What to do -
Check the listing below for lines with the word "Строка" and say how many there are, with nothing but the number.

Dataset excerpts:
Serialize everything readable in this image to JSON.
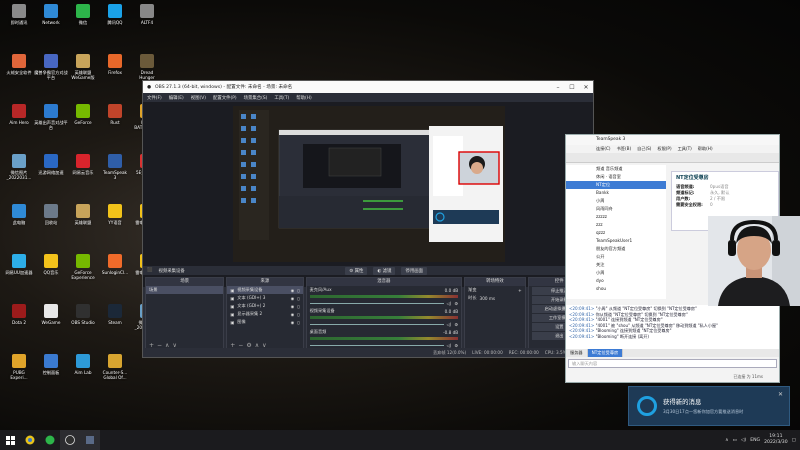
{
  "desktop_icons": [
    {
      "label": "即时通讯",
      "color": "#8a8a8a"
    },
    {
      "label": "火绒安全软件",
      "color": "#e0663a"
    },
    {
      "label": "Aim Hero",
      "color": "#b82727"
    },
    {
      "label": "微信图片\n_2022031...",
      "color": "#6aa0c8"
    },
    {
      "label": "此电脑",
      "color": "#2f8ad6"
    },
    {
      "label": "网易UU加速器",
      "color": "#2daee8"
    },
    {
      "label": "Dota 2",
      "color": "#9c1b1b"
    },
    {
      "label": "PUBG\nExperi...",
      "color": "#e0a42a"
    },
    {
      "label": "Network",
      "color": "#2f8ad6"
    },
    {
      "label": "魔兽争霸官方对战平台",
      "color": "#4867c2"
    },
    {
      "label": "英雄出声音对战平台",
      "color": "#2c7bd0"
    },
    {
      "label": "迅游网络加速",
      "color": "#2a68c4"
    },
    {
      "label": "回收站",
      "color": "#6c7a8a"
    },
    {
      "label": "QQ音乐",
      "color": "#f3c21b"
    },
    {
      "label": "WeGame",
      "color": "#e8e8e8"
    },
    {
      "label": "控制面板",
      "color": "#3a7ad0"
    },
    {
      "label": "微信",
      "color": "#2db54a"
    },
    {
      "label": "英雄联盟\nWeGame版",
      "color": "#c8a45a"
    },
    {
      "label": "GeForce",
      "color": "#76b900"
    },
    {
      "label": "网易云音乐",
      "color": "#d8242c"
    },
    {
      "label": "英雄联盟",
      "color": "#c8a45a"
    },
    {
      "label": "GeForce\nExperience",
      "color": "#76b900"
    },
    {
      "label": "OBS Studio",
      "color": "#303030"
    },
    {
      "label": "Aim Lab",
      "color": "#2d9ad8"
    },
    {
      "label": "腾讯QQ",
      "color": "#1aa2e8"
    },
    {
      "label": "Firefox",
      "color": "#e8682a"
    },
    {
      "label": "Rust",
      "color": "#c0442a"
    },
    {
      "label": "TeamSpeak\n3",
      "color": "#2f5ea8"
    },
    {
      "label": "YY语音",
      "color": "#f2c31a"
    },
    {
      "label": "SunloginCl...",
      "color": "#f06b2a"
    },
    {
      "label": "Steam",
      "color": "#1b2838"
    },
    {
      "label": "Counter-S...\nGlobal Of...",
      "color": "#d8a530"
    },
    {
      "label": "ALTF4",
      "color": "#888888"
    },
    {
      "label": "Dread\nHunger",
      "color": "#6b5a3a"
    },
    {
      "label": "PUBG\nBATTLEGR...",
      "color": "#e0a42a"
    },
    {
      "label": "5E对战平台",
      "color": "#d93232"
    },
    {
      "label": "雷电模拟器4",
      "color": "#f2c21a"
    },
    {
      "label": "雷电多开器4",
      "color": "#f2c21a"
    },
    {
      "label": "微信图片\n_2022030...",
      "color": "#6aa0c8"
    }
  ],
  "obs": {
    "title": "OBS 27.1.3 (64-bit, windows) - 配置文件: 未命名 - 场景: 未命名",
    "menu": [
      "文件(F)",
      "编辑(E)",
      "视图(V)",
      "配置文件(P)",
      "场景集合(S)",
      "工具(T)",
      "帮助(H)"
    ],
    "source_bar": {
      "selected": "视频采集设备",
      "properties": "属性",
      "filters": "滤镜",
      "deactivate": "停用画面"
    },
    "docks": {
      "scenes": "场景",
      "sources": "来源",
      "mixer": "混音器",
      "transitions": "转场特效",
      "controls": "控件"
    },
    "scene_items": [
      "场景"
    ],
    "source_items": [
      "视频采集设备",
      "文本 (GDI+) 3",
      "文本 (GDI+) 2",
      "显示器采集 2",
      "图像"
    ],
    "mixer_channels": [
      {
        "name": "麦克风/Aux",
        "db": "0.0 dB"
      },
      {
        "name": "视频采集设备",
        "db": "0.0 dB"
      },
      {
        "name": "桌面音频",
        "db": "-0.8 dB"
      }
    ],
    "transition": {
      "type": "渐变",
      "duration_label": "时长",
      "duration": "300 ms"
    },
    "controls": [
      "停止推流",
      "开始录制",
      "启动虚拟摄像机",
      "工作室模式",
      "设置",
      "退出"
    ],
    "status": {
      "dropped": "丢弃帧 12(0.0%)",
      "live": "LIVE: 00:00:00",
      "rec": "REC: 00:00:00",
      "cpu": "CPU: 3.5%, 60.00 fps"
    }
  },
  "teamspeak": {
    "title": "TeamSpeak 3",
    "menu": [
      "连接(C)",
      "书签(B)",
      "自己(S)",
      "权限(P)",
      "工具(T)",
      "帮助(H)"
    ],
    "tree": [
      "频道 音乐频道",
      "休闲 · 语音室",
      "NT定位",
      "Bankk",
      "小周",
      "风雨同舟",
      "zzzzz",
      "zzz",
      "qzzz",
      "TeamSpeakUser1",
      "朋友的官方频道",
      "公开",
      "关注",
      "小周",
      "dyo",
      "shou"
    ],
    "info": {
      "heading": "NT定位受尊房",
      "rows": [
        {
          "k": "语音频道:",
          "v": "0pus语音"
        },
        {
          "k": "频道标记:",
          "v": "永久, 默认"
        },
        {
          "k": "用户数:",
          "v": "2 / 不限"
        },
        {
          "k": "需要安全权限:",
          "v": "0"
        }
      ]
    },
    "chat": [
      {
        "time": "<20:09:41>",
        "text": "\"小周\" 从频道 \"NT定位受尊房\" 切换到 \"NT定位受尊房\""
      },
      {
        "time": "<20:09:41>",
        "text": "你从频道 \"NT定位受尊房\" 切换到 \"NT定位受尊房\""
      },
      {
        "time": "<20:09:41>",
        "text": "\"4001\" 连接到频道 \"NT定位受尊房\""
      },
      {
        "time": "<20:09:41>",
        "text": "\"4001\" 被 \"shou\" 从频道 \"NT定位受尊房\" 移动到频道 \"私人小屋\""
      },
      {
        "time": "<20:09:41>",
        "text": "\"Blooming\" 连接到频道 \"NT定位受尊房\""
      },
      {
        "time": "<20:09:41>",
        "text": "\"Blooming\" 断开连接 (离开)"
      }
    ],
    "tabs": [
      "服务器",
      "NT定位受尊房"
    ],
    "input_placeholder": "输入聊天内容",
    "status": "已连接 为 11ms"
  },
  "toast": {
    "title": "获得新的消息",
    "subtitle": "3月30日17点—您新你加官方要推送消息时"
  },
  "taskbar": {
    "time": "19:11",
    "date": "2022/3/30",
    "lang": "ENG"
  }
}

--

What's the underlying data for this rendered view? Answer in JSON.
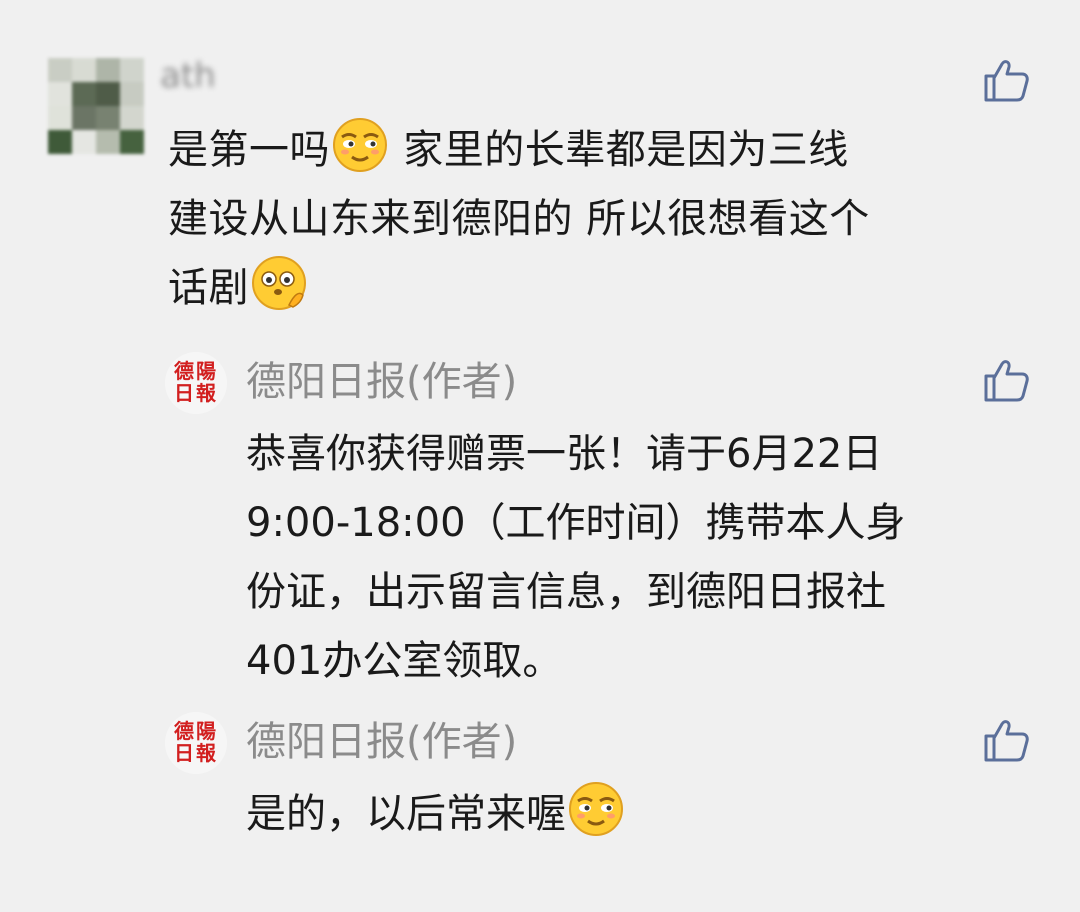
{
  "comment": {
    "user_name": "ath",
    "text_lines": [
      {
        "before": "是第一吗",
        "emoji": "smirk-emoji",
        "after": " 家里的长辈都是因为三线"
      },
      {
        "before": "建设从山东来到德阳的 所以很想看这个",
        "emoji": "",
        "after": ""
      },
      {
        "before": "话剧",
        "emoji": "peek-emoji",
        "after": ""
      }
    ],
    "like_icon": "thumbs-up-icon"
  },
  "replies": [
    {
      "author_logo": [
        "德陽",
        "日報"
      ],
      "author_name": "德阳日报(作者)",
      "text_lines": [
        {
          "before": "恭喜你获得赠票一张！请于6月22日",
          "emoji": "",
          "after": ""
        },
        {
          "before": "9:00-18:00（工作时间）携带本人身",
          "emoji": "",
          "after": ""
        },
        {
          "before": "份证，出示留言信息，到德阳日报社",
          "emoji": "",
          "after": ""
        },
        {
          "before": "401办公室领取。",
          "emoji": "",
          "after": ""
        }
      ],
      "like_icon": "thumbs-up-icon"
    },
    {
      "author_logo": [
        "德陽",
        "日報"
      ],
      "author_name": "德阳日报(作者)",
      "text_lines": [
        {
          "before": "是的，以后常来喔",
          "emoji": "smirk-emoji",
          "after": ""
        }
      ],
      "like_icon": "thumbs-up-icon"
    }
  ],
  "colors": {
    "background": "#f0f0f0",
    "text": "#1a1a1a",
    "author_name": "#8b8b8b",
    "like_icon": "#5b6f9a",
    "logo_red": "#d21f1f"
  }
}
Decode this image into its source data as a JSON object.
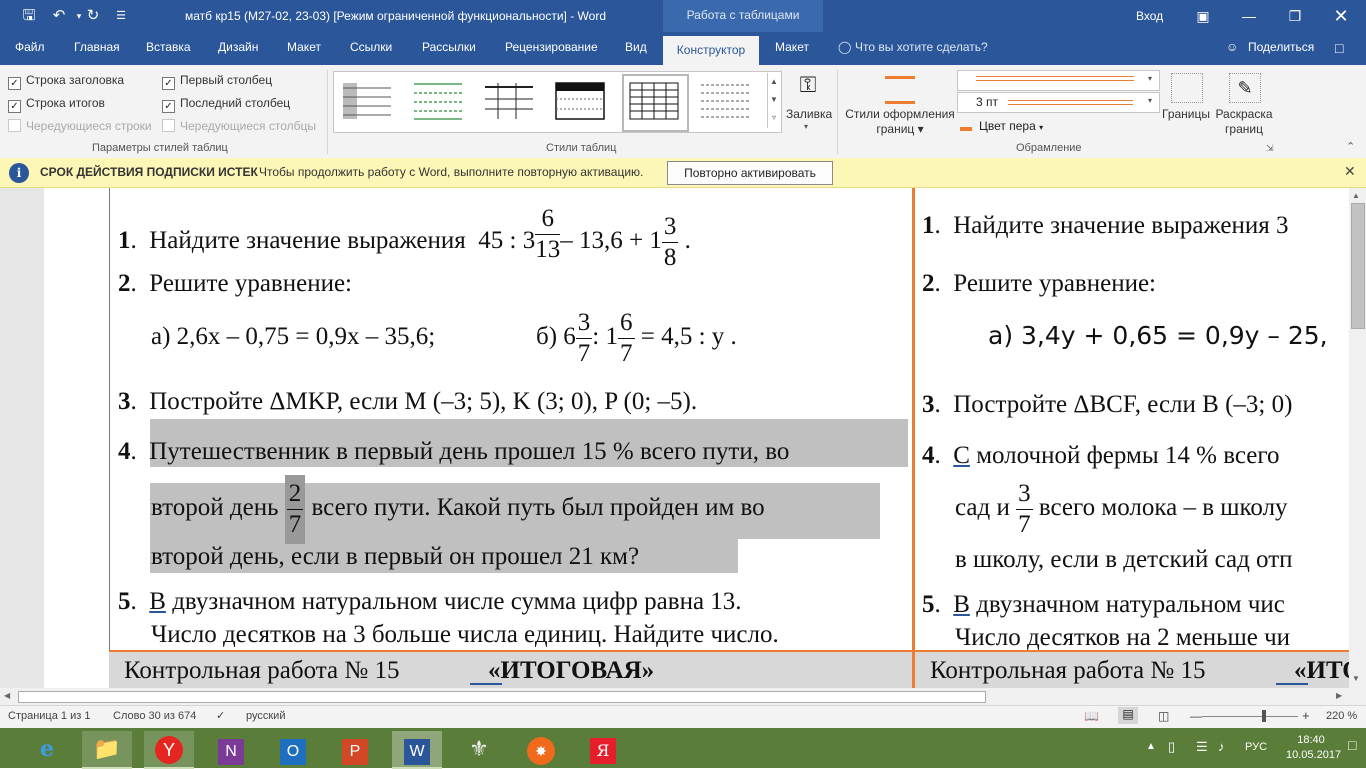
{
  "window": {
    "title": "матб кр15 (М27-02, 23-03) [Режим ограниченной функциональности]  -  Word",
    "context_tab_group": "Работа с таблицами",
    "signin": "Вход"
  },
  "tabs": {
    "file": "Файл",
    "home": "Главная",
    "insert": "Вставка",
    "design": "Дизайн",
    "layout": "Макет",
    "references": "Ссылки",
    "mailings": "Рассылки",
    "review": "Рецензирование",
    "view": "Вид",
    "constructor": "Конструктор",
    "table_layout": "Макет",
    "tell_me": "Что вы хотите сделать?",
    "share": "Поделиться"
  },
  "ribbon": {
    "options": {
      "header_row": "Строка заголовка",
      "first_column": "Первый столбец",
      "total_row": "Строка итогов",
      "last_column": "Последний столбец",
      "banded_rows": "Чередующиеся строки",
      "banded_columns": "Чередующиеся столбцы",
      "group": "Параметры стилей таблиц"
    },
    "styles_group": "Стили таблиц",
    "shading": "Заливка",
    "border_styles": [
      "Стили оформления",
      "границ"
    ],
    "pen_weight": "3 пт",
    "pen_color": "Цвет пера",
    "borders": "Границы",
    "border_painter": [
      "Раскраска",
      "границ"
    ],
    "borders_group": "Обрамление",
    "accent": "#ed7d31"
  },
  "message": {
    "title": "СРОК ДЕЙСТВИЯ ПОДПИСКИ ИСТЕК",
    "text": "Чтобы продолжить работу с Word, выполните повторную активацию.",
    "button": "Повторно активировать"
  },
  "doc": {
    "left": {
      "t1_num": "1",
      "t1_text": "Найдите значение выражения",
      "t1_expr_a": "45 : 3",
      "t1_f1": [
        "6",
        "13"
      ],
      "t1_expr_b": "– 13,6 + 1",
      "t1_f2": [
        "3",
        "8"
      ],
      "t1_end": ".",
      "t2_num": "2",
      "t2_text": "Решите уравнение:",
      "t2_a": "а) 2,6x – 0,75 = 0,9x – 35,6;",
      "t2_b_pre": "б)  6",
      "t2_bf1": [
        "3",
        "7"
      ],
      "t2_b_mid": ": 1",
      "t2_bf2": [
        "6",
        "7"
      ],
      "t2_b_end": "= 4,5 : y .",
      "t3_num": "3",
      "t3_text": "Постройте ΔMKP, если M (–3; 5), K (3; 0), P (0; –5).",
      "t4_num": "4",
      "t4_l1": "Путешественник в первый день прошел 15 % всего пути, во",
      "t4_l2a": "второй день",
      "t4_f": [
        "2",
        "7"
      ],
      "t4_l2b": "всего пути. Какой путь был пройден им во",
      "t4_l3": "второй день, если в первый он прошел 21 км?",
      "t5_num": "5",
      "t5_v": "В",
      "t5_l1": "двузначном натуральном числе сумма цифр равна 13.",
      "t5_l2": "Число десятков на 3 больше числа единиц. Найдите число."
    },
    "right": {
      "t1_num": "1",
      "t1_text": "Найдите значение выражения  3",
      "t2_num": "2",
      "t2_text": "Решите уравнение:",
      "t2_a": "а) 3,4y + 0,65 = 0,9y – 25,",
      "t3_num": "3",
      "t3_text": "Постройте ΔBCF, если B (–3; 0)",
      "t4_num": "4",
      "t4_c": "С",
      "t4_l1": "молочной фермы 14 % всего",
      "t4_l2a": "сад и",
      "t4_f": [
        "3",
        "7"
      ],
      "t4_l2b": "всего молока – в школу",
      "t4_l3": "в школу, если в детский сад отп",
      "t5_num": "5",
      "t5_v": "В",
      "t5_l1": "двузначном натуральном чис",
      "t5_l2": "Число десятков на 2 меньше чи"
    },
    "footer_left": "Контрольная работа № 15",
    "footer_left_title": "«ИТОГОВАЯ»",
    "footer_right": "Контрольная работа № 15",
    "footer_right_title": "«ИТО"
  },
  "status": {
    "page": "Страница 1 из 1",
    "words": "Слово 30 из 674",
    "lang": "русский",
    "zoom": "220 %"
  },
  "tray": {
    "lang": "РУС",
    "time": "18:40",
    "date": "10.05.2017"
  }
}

Output -
2